■ **Work instructions**
Update the lines starting at the beginning of the listing and ending at the line containing "- svg-text:0: 0: [142, 748, 188, 770]" by replacing "bounding box" with "enclosing box", leaving everything else unchanged.

Listings of boxed layout items
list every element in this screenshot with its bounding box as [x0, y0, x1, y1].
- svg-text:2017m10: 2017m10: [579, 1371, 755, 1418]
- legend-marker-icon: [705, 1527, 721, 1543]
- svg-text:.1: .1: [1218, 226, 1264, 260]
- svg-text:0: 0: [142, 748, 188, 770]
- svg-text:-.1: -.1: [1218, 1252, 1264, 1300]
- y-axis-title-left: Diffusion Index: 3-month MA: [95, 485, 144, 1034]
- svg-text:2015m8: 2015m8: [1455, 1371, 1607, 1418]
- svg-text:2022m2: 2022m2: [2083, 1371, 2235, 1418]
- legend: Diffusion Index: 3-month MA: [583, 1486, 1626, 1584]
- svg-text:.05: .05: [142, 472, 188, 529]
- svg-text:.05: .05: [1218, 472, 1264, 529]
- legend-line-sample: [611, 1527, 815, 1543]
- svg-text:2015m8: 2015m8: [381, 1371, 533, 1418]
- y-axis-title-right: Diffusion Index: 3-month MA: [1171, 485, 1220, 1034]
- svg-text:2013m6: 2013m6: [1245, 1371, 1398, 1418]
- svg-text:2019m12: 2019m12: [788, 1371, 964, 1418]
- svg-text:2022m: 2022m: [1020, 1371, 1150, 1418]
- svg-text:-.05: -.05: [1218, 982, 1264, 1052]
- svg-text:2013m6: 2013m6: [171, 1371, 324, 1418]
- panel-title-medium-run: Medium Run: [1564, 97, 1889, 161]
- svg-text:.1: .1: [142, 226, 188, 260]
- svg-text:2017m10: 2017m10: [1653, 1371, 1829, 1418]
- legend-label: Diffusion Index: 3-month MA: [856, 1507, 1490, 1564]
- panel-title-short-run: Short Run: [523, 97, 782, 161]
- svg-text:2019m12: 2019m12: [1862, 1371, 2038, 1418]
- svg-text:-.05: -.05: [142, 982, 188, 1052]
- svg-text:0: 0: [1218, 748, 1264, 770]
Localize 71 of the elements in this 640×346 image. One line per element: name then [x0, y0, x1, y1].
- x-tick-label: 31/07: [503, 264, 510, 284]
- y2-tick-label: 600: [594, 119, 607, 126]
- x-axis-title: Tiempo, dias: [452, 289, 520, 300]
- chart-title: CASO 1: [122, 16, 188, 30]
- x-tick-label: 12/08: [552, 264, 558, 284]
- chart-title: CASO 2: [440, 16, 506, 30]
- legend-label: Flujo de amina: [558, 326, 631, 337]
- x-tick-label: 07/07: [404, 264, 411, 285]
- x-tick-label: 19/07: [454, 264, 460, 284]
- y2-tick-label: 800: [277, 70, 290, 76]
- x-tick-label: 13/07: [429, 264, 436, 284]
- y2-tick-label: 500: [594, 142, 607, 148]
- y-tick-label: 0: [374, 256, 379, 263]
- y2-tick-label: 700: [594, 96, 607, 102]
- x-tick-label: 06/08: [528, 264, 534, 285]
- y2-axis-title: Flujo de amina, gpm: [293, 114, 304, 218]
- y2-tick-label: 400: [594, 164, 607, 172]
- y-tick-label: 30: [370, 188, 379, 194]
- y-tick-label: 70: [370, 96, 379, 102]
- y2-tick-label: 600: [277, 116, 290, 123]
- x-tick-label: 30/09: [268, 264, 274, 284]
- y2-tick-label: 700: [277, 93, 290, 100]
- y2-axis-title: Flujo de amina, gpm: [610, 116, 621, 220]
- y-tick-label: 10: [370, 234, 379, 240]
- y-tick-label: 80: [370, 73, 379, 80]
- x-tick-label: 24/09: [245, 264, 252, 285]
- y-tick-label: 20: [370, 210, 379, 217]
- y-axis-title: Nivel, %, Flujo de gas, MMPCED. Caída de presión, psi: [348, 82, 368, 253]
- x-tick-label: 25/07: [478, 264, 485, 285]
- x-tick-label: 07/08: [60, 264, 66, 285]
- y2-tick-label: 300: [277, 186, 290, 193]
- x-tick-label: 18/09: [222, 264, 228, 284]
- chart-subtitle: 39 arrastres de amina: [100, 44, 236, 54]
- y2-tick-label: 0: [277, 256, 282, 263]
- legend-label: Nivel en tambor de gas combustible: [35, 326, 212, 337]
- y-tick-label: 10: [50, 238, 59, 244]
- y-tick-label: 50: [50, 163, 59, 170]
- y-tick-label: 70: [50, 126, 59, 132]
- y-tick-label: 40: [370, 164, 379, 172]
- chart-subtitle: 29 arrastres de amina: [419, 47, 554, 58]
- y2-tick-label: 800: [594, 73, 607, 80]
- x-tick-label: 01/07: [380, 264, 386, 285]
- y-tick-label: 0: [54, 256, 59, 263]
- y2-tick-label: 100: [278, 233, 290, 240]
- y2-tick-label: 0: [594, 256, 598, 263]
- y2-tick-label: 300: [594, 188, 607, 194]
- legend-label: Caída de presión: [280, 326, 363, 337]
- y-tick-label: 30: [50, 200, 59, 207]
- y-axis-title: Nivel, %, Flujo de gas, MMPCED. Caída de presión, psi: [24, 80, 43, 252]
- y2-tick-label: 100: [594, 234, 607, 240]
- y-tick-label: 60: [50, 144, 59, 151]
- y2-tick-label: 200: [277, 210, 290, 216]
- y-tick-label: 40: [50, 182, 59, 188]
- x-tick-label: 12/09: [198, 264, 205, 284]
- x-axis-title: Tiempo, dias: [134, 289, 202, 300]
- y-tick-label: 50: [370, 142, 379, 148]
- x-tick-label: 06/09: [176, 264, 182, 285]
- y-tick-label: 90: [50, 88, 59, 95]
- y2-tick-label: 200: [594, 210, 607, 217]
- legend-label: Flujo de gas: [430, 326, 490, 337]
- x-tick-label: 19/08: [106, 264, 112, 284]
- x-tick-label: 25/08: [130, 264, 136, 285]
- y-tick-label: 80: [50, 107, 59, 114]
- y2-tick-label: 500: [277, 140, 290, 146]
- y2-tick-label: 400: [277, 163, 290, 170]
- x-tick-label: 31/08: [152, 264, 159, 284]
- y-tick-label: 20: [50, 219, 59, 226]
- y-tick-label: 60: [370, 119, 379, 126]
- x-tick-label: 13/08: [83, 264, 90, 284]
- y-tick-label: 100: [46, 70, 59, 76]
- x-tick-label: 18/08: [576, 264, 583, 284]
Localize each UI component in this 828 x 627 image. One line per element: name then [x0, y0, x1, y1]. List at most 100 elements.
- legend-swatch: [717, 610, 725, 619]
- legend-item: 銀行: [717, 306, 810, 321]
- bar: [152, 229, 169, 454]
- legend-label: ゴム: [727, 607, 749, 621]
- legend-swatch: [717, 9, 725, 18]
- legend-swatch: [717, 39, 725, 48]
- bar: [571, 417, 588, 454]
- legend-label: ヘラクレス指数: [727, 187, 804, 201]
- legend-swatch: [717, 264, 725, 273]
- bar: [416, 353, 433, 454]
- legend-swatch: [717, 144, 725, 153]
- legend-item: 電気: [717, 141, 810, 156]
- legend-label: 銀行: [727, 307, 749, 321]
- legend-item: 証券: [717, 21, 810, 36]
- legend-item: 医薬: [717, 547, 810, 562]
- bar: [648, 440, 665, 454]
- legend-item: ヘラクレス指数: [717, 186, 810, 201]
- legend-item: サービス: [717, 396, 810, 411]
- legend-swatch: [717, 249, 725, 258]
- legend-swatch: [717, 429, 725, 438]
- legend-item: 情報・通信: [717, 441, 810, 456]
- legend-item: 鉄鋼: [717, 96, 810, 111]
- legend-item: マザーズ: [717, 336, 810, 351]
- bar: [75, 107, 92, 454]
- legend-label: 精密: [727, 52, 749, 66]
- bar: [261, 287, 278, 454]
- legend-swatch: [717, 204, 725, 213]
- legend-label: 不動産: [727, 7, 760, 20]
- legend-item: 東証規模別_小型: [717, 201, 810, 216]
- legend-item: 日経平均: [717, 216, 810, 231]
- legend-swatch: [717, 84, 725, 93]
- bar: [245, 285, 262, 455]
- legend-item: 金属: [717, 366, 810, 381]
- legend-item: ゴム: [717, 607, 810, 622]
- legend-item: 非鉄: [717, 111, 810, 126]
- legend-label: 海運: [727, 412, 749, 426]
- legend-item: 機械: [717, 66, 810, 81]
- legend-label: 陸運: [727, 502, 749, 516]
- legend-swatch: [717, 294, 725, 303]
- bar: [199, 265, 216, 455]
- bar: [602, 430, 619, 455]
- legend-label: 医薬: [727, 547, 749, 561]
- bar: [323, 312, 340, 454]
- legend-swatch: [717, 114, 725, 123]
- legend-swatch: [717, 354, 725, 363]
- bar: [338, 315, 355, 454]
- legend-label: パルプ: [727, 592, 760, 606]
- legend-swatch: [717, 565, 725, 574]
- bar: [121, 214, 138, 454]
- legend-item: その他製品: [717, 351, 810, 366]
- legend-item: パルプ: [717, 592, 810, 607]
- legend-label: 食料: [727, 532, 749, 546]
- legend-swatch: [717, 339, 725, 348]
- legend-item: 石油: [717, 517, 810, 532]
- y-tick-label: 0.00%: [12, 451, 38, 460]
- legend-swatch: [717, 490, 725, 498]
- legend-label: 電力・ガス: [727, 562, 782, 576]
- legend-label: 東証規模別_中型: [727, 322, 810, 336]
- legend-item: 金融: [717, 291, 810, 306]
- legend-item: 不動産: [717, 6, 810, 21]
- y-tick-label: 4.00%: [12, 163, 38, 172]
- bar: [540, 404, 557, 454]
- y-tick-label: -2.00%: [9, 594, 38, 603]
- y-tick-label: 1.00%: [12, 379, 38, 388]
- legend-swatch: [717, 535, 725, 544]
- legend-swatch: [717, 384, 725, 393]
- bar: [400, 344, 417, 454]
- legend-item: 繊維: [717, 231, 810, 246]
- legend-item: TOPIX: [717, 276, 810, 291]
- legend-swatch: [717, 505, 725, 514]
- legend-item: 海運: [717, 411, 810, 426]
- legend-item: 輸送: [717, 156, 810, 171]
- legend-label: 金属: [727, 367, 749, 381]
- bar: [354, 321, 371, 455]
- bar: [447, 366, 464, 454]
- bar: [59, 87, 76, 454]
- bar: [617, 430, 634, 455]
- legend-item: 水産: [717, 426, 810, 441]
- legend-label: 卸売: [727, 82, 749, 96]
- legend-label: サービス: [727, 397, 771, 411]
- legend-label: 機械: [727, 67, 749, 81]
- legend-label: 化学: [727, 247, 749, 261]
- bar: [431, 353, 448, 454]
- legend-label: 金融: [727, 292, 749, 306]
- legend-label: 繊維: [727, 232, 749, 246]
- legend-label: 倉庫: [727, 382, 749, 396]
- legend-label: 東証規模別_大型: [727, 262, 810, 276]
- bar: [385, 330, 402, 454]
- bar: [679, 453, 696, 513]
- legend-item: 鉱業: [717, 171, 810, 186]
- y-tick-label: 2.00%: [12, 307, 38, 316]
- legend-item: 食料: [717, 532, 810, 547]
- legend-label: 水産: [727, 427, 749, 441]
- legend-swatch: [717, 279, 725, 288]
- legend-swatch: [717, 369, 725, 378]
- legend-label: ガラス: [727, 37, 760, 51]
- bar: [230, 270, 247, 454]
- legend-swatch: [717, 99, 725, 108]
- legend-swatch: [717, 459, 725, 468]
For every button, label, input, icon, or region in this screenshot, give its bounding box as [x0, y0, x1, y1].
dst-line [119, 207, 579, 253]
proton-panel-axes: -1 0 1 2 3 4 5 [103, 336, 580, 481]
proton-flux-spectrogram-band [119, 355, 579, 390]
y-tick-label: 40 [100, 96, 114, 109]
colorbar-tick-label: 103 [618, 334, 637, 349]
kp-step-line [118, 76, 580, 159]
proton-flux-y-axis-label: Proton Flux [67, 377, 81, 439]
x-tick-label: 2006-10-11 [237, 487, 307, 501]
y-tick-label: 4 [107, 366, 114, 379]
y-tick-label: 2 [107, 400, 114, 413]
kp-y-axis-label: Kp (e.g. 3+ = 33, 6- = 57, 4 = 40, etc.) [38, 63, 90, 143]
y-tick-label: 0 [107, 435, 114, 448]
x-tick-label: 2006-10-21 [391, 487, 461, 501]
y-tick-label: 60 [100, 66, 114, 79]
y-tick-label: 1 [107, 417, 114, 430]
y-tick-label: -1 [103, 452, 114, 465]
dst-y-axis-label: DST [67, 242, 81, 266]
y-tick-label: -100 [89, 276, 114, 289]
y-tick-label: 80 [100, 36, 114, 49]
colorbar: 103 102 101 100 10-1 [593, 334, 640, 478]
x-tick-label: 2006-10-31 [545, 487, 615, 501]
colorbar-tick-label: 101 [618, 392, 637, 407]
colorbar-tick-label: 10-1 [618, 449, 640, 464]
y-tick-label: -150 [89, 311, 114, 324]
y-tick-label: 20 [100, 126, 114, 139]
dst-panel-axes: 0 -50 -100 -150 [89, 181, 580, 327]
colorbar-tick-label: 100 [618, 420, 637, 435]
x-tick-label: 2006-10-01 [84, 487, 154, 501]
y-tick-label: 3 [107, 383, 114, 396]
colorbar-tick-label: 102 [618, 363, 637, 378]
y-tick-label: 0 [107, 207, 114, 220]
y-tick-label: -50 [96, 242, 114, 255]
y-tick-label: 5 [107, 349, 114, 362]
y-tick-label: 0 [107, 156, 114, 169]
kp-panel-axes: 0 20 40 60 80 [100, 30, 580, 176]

■ **Exercise result**
list every element in this screenshot with its enclosing box as [x0, y0, x1, y1].
- svg-text:2017m10: 2017m10: [579, 1371, 755, 1418]
- legend-marker-icon: [705, 1527, 721, 1543]
- svg-text:.1: .1: [1218, 226, 1264, 260]
- svg-text:0: 0: [142, 748, 188, 770]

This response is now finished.